=== DIRECTIONS ===
Among the lines below, some may hold the word "sjukdomar"; state how many do, giving only the number.

=== PROVIDED DATA ===

* * *

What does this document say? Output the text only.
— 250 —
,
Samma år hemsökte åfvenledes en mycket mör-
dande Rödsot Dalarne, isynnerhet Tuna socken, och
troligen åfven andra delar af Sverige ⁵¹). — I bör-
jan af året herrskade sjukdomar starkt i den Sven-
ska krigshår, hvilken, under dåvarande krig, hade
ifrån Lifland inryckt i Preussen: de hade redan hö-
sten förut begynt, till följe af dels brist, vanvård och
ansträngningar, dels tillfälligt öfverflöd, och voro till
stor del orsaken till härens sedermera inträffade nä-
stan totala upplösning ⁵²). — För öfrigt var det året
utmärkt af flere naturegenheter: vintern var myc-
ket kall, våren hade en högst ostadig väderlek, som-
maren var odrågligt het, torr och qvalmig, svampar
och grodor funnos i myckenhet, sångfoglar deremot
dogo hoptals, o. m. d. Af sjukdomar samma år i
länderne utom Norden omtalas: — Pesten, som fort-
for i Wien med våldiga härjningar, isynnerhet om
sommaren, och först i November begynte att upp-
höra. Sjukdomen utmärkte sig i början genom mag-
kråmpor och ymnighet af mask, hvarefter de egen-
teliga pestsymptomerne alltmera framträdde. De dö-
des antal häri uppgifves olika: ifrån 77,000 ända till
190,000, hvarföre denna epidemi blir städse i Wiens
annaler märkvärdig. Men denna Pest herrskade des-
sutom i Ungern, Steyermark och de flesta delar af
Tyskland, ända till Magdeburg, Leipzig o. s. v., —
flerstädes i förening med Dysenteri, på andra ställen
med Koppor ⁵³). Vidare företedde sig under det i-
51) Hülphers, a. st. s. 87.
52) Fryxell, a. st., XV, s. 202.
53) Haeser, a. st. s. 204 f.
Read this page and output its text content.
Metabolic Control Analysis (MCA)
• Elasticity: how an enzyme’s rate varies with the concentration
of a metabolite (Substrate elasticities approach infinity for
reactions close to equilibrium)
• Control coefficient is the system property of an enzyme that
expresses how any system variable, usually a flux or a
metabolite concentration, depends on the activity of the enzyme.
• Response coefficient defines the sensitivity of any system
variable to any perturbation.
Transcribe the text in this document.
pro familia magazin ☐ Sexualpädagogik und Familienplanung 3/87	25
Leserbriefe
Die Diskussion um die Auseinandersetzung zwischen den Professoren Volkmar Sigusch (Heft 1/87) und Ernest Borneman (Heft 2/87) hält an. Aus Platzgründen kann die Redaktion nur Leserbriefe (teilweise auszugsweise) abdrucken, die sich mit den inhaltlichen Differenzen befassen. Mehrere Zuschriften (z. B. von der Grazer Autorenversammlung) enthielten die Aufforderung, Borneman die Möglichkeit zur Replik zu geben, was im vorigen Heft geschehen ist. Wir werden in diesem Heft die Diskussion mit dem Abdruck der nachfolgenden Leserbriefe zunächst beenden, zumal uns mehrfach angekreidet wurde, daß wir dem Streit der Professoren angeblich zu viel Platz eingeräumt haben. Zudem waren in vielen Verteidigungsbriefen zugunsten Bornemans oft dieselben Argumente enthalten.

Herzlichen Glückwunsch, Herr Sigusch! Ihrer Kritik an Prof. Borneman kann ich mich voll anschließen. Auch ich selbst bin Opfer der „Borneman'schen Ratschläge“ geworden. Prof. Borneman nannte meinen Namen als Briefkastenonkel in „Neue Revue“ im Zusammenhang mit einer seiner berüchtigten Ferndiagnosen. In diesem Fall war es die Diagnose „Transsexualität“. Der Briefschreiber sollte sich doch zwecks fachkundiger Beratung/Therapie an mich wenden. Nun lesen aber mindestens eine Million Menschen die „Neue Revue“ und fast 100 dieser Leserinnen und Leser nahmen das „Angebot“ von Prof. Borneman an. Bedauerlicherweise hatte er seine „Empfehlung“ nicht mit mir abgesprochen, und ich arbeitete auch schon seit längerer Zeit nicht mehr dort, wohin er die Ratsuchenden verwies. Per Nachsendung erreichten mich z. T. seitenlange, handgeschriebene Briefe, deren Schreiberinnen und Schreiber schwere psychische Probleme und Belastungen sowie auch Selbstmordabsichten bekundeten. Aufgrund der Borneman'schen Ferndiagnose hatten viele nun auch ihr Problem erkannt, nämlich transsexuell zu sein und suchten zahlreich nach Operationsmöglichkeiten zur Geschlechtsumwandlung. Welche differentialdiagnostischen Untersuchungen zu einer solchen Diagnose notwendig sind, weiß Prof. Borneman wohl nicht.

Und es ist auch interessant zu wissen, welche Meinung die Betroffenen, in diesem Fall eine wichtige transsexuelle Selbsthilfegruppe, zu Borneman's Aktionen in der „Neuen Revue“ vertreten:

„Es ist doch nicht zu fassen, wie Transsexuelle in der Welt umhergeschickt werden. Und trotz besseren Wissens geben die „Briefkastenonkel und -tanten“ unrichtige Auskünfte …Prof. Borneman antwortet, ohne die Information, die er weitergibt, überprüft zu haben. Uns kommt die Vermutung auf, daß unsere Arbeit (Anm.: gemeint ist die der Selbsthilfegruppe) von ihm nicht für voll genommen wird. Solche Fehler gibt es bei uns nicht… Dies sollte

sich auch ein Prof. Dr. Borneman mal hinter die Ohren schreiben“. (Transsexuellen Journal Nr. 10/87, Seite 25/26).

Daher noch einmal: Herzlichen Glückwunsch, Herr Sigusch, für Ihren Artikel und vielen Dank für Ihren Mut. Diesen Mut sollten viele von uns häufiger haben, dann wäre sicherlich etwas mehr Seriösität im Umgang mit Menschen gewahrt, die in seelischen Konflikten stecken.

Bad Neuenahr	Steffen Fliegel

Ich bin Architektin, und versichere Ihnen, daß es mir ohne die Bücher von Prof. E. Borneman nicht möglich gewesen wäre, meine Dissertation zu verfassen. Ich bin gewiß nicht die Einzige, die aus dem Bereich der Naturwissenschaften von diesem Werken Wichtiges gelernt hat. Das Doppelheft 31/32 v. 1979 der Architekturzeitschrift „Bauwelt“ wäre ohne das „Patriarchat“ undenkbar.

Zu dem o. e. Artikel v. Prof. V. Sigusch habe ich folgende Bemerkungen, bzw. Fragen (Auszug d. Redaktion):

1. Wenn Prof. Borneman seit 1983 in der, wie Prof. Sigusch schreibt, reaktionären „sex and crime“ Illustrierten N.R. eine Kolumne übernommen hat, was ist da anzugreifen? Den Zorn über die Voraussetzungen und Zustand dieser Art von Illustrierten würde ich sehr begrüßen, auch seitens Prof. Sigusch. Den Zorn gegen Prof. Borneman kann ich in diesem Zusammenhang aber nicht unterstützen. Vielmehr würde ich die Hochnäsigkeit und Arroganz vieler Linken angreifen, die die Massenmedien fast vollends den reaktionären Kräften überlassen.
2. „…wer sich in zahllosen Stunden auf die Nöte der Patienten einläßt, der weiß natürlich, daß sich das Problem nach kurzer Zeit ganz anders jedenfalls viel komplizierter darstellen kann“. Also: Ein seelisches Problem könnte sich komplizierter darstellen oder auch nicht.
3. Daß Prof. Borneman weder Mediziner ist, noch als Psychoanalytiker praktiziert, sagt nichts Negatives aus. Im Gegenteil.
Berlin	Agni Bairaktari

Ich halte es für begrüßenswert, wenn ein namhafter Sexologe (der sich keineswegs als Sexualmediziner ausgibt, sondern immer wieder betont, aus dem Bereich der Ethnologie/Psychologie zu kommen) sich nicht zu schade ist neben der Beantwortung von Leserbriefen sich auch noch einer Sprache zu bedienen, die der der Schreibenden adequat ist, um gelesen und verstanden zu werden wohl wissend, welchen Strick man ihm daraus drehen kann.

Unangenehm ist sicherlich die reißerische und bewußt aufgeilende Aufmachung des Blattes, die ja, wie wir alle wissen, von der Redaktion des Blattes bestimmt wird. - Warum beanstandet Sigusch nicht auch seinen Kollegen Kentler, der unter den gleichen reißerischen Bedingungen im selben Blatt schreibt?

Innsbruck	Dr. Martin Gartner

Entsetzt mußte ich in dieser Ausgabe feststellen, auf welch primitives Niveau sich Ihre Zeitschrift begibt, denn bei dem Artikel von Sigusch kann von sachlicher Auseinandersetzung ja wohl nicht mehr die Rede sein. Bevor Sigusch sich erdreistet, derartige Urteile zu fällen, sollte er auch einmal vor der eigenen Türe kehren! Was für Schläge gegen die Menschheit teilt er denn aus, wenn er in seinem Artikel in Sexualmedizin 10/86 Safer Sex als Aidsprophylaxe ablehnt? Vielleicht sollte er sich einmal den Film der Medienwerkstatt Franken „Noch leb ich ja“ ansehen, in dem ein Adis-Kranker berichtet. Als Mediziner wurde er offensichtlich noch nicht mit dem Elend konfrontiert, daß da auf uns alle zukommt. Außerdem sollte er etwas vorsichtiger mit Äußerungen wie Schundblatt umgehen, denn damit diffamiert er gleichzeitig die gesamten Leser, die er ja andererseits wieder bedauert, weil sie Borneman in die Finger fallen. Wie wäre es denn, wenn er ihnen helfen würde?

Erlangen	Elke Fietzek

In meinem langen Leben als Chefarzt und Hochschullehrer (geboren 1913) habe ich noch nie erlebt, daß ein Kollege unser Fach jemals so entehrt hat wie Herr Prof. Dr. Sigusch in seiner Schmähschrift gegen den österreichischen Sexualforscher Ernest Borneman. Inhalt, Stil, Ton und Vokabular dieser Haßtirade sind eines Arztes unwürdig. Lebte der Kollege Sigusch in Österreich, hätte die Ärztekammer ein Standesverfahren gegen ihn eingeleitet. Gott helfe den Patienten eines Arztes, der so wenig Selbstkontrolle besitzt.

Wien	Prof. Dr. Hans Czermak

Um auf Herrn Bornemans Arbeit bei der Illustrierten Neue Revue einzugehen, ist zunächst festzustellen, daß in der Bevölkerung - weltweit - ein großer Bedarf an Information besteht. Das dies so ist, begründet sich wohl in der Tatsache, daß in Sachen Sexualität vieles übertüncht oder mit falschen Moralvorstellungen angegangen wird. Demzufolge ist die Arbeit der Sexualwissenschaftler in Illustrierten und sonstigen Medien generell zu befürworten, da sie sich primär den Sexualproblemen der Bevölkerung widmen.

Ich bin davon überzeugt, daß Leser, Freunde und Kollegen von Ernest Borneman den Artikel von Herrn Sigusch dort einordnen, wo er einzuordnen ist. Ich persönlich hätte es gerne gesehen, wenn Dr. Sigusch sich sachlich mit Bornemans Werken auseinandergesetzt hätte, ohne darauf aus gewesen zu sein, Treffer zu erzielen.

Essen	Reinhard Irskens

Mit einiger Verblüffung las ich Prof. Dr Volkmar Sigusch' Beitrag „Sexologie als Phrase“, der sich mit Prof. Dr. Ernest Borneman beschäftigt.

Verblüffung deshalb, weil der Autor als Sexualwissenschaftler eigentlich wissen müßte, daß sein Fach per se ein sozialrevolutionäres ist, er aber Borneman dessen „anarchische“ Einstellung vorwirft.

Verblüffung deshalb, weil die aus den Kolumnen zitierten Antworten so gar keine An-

* * *

=== ANSWER TO THIS PROBLEM ===
2